> Records for processing:
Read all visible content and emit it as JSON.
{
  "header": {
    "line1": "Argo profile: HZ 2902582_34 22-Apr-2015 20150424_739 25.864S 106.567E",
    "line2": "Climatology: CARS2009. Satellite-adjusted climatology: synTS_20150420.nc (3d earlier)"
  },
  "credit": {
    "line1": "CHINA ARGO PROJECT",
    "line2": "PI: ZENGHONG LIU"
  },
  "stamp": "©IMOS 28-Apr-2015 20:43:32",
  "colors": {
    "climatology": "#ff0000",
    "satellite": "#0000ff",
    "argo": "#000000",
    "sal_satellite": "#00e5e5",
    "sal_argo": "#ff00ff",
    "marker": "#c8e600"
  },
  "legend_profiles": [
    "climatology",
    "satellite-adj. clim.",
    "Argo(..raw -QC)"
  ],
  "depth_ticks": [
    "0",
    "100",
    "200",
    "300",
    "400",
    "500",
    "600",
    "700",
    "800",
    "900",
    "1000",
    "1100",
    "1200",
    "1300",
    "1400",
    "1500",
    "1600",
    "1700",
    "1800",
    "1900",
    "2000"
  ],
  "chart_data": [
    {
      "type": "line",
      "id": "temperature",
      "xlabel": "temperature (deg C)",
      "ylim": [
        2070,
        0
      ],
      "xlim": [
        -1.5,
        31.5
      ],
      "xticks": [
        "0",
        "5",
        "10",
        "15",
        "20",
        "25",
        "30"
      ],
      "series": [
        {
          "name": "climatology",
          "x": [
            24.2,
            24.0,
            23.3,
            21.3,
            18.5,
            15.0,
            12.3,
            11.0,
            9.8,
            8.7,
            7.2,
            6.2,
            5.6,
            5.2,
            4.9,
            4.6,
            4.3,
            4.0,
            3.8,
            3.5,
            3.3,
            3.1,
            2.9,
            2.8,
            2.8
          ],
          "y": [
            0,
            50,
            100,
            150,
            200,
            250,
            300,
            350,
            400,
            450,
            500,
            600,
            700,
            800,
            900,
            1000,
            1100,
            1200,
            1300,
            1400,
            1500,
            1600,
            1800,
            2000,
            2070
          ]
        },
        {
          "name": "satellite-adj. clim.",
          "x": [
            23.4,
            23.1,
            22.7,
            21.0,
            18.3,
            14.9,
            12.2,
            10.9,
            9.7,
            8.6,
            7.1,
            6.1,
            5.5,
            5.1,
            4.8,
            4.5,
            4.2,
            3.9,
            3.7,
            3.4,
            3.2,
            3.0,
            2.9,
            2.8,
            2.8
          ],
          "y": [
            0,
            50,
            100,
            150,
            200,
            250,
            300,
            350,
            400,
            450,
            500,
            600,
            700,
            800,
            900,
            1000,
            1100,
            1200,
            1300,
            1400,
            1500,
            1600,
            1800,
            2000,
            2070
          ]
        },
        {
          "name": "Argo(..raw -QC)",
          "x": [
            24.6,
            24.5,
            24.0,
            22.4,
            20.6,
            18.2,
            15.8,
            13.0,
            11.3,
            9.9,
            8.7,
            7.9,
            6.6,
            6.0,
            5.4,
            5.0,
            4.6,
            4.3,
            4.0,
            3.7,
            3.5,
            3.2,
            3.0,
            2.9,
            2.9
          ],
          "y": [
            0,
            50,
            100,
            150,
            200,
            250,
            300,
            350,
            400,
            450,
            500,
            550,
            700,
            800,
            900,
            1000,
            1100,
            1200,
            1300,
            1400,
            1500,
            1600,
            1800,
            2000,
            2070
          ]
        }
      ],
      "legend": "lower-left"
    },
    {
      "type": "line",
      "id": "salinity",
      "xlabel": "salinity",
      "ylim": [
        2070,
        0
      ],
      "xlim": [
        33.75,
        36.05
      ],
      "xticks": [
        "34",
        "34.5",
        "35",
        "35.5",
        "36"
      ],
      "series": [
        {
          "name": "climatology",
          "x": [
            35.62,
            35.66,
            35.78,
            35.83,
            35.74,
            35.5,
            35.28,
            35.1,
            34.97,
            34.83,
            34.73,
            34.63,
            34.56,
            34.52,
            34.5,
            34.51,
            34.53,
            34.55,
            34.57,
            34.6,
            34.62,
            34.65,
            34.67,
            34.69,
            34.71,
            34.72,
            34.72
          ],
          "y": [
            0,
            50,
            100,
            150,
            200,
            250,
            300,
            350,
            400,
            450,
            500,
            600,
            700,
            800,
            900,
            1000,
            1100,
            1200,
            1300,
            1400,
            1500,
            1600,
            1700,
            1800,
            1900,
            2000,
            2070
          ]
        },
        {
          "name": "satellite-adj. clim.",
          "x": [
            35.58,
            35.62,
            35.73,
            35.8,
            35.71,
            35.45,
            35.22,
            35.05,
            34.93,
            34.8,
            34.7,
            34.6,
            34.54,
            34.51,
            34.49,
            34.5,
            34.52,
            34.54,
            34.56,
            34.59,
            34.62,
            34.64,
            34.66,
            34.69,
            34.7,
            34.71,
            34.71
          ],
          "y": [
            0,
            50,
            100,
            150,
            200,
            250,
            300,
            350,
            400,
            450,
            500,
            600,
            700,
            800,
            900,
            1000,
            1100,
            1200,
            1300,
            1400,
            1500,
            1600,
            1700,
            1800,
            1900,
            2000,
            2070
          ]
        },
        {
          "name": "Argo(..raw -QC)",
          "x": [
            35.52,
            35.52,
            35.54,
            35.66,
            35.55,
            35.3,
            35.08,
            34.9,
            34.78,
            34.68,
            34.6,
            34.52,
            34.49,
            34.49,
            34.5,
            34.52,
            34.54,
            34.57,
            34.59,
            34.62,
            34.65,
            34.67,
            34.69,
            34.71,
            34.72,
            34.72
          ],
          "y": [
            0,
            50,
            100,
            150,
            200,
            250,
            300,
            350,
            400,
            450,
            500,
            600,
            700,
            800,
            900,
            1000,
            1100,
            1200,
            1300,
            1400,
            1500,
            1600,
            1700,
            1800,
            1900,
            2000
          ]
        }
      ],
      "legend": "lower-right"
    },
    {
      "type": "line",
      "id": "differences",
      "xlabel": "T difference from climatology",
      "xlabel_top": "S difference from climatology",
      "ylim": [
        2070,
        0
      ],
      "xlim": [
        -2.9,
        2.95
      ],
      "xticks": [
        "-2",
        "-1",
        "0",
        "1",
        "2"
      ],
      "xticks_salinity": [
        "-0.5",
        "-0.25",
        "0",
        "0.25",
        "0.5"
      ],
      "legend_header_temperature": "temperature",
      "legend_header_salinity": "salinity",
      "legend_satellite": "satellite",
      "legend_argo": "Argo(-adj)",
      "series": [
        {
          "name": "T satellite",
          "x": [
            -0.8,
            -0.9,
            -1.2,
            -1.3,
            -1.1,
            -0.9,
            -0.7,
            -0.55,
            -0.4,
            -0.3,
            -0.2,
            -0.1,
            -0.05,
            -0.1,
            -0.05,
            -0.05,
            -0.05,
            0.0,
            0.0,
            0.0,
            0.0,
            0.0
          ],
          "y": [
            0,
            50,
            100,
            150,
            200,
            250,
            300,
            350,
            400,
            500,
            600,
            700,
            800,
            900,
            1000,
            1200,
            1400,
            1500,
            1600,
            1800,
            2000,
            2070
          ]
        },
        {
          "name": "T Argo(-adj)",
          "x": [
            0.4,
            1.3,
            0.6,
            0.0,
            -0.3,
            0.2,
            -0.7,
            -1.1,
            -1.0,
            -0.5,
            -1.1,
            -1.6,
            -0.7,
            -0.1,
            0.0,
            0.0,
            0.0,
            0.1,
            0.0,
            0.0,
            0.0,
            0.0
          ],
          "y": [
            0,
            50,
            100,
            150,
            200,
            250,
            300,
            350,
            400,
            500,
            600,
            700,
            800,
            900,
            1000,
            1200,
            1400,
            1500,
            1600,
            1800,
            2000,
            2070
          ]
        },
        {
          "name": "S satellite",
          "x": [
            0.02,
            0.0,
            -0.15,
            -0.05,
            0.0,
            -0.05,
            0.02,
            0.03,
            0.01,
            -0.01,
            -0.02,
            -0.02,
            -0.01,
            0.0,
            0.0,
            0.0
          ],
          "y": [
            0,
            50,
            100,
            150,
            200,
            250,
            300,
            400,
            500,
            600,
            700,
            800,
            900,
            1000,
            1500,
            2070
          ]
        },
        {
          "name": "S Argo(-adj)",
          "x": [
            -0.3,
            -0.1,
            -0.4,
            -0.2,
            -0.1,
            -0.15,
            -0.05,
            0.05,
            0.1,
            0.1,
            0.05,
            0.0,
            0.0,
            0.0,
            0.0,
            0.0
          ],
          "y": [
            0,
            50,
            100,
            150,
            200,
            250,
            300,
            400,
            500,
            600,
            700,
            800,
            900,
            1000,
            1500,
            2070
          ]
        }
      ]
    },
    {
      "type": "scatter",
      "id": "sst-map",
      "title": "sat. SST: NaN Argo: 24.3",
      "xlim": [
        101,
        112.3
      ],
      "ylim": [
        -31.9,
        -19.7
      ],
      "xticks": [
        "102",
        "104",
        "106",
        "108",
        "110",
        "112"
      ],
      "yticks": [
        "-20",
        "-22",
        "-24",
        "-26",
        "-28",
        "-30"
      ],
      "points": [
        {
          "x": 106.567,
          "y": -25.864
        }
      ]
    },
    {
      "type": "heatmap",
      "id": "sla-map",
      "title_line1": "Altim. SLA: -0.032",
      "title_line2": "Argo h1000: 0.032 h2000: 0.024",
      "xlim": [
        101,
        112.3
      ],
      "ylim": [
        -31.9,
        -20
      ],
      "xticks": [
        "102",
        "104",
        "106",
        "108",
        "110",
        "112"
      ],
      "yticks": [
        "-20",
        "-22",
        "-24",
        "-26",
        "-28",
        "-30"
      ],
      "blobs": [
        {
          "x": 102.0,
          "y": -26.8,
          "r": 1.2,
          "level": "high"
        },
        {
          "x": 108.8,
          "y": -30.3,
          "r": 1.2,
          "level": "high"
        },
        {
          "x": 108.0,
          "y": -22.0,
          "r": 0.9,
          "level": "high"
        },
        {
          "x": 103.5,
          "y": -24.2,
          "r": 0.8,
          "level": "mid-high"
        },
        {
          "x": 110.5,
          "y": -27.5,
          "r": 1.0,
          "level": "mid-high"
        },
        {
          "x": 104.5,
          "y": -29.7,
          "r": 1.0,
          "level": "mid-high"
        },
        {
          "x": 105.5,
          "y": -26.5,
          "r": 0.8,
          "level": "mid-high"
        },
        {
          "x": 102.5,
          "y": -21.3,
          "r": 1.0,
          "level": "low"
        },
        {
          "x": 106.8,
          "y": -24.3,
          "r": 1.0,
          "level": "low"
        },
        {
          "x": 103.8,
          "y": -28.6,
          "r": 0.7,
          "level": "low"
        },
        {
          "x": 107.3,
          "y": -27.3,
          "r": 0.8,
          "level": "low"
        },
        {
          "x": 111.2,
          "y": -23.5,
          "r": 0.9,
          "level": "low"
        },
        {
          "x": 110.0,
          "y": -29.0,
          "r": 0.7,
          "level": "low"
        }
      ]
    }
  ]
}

> Exercise goal:
Select the lines in this material that hold the word "from", leaving none out.

> Correct answer:
      "xlabel": "T difference from climatology",
      "xlabel_top": "S difference from climatology",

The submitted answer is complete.